### Exercise brief
Extract every line that contains the word "JSON".

### Given records
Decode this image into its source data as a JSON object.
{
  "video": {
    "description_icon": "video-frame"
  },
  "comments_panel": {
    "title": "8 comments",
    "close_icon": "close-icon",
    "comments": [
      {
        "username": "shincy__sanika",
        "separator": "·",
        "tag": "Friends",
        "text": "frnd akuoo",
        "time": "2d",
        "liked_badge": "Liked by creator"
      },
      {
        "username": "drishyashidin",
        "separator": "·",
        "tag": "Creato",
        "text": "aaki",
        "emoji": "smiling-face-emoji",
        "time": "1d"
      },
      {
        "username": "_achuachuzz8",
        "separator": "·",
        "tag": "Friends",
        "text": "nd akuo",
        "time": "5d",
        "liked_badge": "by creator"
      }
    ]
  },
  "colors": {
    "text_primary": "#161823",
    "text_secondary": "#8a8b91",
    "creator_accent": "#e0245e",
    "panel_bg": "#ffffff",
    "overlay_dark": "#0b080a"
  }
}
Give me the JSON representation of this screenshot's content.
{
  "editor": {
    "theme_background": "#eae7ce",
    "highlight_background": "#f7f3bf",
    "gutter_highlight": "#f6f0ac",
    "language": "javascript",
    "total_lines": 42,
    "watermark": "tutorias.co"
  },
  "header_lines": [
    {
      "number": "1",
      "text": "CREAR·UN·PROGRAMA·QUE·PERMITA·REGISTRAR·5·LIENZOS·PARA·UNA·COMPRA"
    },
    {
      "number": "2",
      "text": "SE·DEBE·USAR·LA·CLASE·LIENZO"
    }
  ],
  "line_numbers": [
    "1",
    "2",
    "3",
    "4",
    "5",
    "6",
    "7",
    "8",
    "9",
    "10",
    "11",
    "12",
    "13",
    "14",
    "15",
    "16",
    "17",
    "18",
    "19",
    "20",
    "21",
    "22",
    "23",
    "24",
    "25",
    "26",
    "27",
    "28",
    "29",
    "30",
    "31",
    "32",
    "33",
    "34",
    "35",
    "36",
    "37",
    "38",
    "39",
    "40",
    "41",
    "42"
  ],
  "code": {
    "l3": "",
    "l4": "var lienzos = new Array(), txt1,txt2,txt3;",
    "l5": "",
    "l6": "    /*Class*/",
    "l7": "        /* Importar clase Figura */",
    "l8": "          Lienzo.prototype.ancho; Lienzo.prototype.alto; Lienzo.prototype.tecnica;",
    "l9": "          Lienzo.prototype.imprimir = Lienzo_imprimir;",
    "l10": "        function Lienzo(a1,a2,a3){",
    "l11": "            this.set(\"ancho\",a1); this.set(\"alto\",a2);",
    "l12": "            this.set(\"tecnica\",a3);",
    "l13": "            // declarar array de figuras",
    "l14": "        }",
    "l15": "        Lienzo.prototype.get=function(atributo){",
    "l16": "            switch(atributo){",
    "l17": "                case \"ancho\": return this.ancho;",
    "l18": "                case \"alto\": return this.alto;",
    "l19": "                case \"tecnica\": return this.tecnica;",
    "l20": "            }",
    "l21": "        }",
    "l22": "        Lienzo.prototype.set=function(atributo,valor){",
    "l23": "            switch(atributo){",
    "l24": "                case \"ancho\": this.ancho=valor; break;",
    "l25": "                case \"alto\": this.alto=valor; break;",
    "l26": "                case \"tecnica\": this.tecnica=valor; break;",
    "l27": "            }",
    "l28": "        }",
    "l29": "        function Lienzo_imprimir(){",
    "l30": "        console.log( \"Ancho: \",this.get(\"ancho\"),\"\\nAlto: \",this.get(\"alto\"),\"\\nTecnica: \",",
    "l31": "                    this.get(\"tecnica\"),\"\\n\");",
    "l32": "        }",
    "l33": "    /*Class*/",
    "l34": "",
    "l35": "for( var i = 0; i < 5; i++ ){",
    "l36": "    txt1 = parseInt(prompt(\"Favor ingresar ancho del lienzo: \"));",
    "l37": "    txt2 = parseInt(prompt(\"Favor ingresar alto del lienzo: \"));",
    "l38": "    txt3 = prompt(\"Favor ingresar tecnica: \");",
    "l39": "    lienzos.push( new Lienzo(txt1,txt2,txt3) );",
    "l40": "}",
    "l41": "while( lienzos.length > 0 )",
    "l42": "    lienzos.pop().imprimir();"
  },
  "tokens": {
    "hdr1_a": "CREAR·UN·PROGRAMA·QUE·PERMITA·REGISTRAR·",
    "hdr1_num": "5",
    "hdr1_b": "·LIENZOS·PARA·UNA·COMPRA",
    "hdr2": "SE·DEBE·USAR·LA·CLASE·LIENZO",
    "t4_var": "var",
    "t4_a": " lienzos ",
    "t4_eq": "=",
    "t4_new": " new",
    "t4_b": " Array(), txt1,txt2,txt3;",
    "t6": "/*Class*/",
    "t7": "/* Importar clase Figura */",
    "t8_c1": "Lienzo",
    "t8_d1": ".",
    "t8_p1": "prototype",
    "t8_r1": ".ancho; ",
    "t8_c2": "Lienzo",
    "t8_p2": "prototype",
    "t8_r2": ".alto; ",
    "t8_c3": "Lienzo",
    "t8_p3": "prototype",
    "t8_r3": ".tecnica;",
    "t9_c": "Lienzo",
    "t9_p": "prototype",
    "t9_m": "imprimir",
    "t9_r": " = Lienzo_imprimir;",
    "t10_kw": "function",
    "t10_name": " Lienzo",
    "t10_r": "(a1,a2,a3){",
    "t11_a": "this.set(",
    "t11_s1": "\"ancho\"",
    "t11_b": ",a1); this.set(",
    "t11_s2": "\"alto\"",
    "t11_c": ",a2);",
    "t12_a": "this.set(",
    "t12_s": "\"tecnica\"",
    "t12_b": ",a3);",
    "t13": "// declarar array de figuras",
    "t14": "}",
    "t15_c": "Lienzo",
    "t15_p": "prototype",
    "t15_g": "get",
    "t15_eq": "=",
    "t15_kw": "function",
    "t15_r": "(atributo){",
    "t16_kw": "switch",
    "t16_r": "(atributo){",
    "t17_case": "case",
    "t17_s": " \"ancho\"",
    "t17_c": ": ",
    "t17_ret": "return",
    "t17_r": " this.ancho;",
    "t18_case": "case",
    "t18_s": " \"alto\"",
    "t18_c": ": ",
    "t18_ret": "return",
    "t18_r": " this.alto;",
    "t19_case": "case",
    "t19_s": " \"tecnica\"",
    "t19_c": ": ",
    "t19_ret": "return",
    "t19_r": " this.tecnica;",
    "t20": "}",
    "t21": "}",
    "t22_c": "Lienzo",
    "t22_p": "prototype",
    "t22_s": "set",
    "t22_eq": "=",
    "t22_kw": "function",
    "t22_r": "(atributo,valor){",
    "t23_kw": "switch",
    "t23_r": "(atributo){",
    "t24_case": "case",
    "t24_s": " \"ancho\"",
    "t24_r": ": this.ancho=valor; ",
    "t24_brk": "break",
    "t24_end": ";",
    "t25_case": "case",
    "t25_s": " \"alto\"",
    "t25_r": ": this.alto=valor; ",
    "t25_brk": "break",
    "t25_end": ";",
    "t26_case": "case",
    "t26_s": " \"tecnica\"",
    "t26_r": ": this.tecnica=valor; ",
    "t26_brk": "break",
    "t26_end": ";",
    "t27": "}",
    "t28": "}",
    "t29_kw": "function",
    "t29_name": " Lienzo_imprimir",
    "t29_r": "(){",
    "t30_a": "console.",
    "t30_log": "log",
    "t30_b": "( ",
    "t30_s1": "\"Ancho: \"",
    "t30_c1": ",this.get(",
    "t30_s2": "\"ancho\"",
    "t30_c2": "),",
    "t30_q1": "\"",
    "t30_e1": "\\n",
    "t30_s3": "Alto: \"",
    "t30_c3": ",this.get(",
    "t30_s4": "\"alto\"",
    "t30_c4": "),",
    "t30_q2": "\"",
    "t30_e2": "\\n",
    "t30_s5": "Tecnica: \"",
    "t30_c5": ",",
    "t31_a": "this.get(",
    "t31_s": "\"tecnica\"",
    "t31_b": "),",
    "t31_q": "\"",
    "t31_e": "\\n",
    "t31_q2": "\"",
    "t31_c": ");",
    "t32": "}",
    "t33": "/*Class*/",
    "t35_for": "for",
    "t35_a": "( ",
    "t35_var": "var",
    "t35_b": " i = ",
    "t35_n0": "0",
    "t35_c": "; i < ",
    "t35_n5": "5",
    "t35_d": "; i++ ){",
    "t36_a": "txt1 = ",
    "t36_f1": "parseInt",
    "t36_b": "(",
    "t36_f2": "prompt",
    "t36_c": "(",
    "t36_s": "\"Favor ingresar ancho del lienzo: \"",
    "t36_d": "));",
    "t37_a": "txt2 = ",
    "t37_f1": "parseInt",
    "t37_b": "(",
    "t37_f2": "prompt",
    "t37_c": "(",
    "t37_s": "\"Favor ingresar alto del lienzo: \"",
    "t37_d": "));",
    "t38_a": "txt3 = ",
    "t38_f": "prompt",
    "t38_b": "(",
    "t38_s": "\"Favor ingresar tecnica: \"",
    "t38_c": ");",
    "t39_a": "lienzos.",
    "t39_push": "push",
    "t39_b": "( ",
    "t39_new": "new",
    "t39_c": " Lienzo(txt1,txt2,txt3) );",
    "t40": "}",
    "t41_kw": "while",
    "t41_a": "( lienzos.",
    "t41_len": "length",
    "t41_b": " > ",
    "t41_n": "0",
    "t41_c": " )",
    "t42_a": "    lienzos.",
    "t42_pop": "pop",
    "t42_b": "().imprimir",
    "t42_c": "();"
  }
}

### Answer for this exercise
Decode this image into its source data as a JSON object.
Give me the JSON representation of this screenshot's content.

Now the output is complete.